• Listing:
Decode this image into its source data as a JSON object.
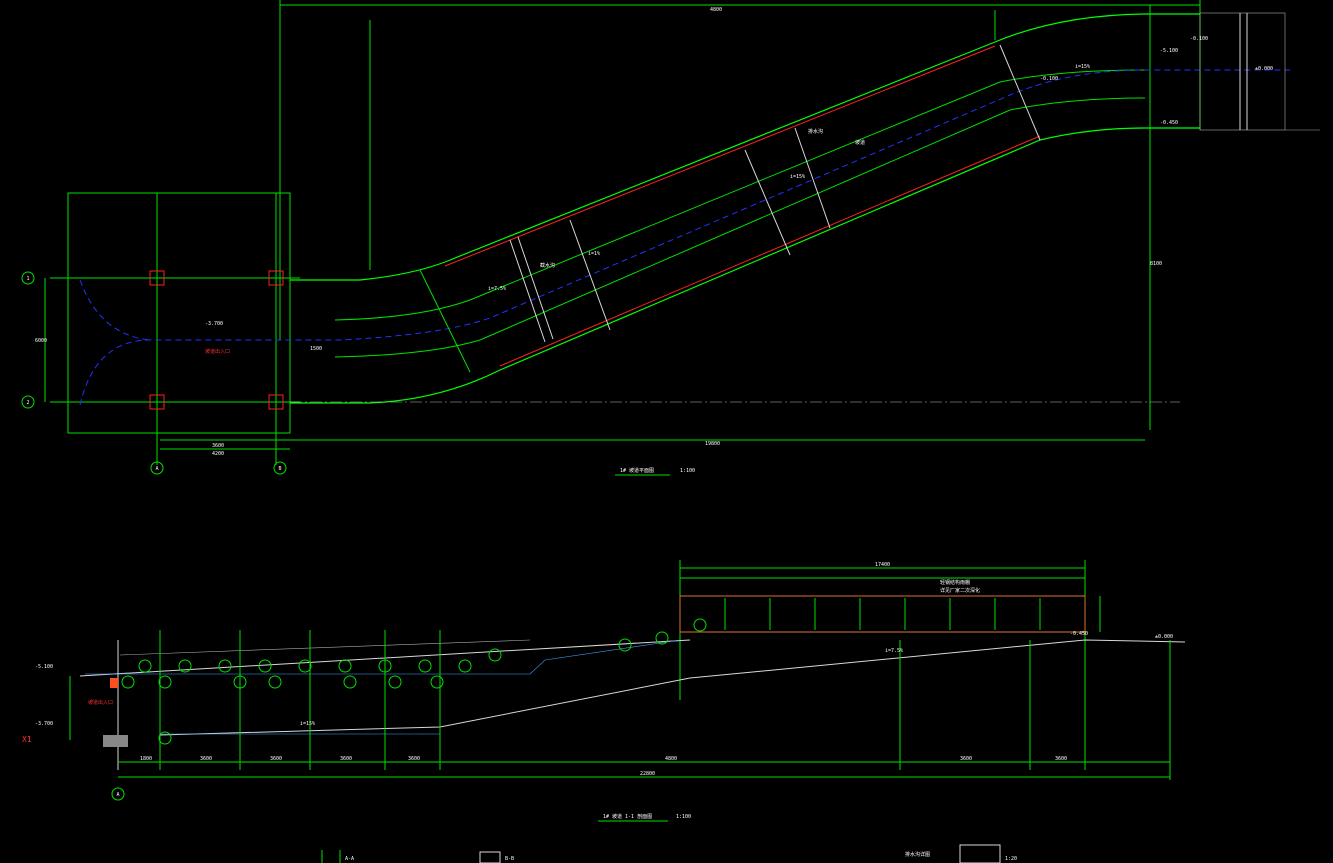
{
  "drawing": {
    "plan_title": "1# 坡道平面图",
    "plan_scale": "1:100",
    "section_title": "1# 坡道 1-1 剖面图",
    "section_scale": "1:100",
    "plan_axis_left_top": "1",
    "plan_axis_left_bottom": "2",
    "plan_axis_bottom_a": "A",
    "plan_axis_bottom_b": "B",
    "section_axis": "A",
    "plan_red_label": "坡道出入口",
    "section_red_label": "坡道出入口",
    "section_red_mark": "X1",
    "plan_labels": [
      "-3.700",
      "-0.100",
      "±0.000",
      "i=15%",
      "i=7.5%",
      "i=15%",
      "排水沟",
      "截水沟",
      "坡道",
      "i=1%",
      "-5.100",
      "-0.450",
      "-0.100"
    ],
    "plan_dims": [
      "4800",
      "3600",
      "19800",
      "6000",
      "4200",
      "1500",
      "8100"
    ],
    "section_labels": [
      "-5.100",
      "-3.700",
      "±0.000",
      "-0.450",
      "i=15%",
      "i=7.5%",
      "轻钢结构雨棚",
      "详见厂家二次深化"
    ],
    "section_dims": [
      "1800",
      "3600",
      "3600",
      "3600",
      "3600",
      "4800",
      "3600",
      "3600",
      "22800",
      "17400"
    ],
    "footer_labels": [
      "A-A",
      "B-B",
      "排水沟详图",
      "1:20"
    ]
  },
  "colors": {
    "background": "#000000",
    "structure": "#00e000",
    "centerline": "#2233ff",
    "edge": "#ff2020",
    "text": "#ffffff"
  }
}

• Set problem: Set down every entry word for word, but omit the pictures.

• Task answer:
Decode this image into its source data as a JSON object.
{
  "drawing": {
    "plan_title": "1# 坡道平面图",
    "plan_scale": "1:100",
    "section_title": "1# 坡道 1-1 剖面图",
    "section_scale": "1:100",
    "plan_axis_left_top": "1",
    "plan_axis_left_bottom": "2",
    "plan_axis_bottom_a": "A",
    "plan_axis_bottom_b": "B",
    "section_axis": "A",
    "plan_red_label": "坡道出入口",
    "section_red_label": "坡道出入口",
    "section_red_mark": "X1",
    "plan_labels": [
      "-3.700",
      "-0.100",
      "±0.000",
      "i=15%",
      "i=7.5%",
      "i=15%",
      "排水沟",
      "截水沟",
      "坡道",
      "i=1%",
      "-5.100",
      "-0.450",
      "-0.100"
    ],
    "plan_dims": [
      "4800",
      "3600",
      "19800",
      "6000",
      "4200",
      "1500",
      "8100"
    ],
    "section_labels": [
      "-5.100",
      "-3.700",
      "±0.000",
      "-0.450",
      "i=15%",
      "i=7.5%",
      "轻钢结构雨棚",
      "详见厂家二次深化"
    ],
    "section_dims": [
      "1800",
      "3600",
      "3600",
      "3600",
      "3600",
      "4800",
      "3600",
      "3600",
      "22800",
      "17400"
    ],
    "footer_labels": [
      "A-A",
      "B-B",
      "排水沟详图",
      "1:20"
    ]
  },
  "colors": {
    "background": "#000000",
    "structure": "#00e000",
    "centerline": "#2233ff",
    "edge": "#ff2020",
    "text": "#ffffff"
  }
}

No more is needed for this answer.